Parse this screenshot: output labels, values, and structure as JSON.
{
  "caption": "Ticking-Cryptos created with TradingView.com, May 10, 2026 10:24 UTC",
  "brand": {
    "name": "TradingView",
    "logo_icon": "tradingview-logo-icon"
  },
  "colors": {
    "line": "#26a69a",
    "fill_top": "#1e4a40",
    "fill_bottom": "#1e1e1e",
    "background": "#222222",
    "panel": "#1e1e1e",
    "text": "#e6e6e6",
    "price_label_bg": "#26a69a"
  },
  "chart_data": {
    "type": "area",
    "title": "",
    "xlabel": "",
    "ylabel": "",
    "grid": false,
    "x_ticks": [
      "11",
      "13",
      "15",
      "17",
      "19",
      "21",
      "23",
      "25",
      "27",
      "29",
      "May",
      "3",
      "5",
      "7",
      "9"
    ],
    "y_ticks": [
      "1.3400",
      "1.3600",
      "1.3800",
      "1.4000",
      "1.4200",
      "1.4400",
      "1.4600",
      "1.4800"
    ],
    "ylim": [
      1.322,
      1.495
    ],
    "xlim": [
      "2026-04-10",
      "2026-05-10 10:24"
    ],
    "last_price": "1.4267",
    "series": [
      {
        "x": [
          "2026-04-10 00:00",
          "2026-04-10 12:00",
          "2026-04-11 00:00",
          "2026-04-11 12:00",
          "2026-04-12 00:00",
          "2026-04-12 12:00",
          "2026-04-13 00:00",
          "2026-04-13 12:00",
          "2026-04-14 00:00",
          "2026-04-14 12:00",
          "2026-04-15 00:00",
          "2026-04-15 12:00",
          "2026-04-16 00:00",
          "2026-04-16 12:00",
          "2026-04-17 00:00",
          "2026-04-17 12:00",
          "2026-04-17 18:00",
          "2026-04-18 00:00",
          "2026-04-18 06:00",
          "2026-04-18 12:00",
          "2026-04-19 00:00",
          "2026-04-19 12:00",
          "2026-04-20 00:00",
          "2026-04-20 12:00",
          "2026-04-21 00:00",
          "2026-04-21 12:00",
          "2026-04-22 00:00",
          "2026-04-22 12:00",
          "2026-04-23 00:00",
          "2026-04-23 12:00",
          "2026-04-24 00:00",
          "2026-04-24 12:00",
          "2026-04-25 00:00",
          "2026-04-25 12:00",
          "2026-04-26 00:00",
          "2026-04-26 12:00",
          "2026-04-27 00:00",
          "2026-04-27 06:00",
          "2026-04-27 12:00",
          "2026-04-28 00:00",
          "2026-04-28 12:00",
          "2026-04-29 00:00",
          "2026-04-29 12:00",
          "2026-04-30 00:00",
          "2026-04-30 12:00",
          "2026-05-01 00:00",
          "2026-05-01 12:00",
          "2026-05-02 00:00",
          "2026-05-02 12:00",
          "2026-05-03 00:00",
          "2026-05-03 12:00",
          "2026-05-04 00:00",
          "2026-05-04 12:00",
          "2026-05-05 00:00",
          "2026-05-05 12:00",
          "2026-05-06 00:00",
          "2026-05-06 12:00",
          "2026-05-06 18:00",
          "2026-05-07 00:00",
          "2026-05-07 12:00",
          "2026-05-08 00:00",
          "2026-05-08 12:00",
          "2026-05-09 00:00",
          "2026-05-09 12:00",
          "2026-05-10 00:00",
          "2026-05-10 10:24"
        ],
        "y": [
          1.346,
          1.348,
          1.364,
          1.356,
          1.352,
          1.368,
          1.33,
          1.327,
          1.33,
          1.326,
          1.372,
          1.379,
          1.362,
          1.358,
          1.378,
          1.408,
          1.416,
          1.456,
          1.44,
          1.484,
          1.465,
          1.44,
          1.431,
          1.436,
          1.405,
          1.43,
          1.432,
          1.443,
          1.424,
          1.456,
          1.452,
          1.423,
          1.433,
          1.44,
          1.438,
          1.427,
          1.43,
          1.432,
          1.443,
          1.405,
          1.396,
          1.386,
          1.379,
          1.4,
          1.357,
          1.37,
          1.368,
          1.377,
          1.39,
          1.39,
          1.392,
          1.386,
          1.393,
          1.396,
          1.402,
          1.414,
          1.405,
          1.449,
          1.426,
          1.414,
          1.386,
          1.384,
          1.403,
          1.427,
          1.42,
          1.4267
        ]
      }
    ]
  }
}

* * *

■ Job ■
Copy each line of the data exactly, leaving nothing out.

■ Response for this exercise ■
Parse this screenshot: output labels, values, and structure as JSON.
{
  "caption": "Ticking-Cryptos created with TradingView.com, May 10, 2026 10:24 UTC",
  "brand": {
    "name": "TradingView",
    "logo_icon": "tradingview-logo-icon"
  },
  "colors": {
    "line": "#26a69a",
    "fill_top": "#1e4a40",
    "fill_bottom": "#1e1e1e",
    "background": "#222222",
    "panel": "#1e1e1e",
    "text": "#e6e6e6",
    "price_label_bg": "#26a69a"
  },
  "chart_data": {
    "type": "area",
    "title": "",
    "xlabel": "",
    "ylabel": "",
    "grid": false,
    "x_ticks": [
      "11",
      "13",
      "15",
      "17",
      "19",
      "21",
      "23",
      "25",
      "27",
      "29",
      "May",
      "3",
      "5",
      "7",
      "9"
    ],
    "y_ticks": [
      "1.3400",
      "1.3600",
      "1.3800",
      "1.4000",
      "1.4200",
      "1.4400",
      "1.4600",
      "1.4800"
    ],
    "ylim": [
      1.322,
      1.495
    ],
    "xlim": [
      "2026-04-10",
      "2026-05-10 10:24"
    ],
    "last_price": "1.4267",
    "series": [
      {
        "x": [
          "2026-04-10 00:00",
          "2026-04-10 12:00",
          "2026-04-11 00:00",
          "2026-04-11 12:00",
          "2026-04-12 00:00",
          "2026-04-12 12:00",
          "2026-04-13 00:00",
          "2026-04-13 12:00",
          "2026-04-14 00:00",
          "2026-04-14 12:00",
          "2026-04-15 00:00",
          "2026-04-15 12:00",
          "2026-04-16 00:00",
          "2026-04-16 12:00",
          "2026-04-17 00:00",
          "2026-04-17 12:00",
          "2026-04-17 18:00",
          "2026-04-18 00:00",
          "2026-04-18 06:00",
          "2026-04-18 12:00",
          "2026-04-19 00:00",
          "2026-04-19 12:00",
          "2026-04-20 00:00",
          "2026-04-20 12:00",
          "2026-04-21 00:00",
          "2026-04-21 12:00",
          "2026-04-22 00:00",
          "2026-04-22 12:00",
          "2026-04-23 00:00",
          "2026-04-23 12:00",
          "2026-04-24 00:00",
          "2026-04-24 12:00",
          "2026-04-25 00:00",
          "2026-04-25 12:00",
          "2026-04-26 00:00",
          "2026-04-26 12:00",
          "2026-04-27 00:00",
          "2026-04-27 06:00",
          "2026-04-27 12:00",
          "2026-04-28 00:00",
          "2026-04-28 12:00",
          "2026-04-29 00:00",
          "2026-04-29 12:00",
          "2026-04-30 00:00",
          "2026-04-30 12:00",
          "2026-05-01 00:00",
          "2026-05-01 12:00",
          "2026-05-02 00:00",
          "2026-05-02 12:00",
          "2026-05-03 00:00",
          "2026-05-03 12:00",
          "2026-05-04 00:00",
          "2026-05-04 12:00",
          "2026-05-05 00:00",
          "2026-05-05 12:00",
          "2026-05-06 00:00",
          "2026-05-06 12:00",
          "2026-05-06 18:00",
          "2026-05-07 00:00",
          "2026-05-07 12:00",
          "2026-05-08 00:00",
          "2026-05-08 12:00",
          "2026-05-09 00:00",
          "2026-05-09 12:00",
          "2026-05-10 00:00",
          "2026-05-10 10:24"
        ],
        "y": [
          1.346,
          1.348,
          1.364,
          1.356,
          1.352,
          1.368,
          1.33,
          1.327,
          1.33,
          1.326,
          1.372,
          1.379,
          1.362,
          1.358,
          1.378,
          1.408,
          1.416,
          1.456,
          1.44,
          1.484,
          1.465,
          1.44,
          1.431,
          1.436,
          1.405,
          1.43,
          1.432,
          1.443,
          1.424,
          1.456,
          1.452,
          1.423,
          1.433,
          1.44,
          1.438,
          1.427,
          1.43,
          1.432,
          1.443,
          1.405,
          1.396,
          1.386,
          1.379,
          1.4,
          1.357,
          1.37,
          1.368,
          1.377,
          1.39,
          1.39,
          1.392,
          1.386,
          1.393,
          1.396,
          1.402,
          1.414,
          1.405,
          1.449,
          1.426,
          1.414,
          1.386,
          1.384,
          1.403,
          1.427,
          1.42,
          1.4267
        ]
      }
    ]
  }
}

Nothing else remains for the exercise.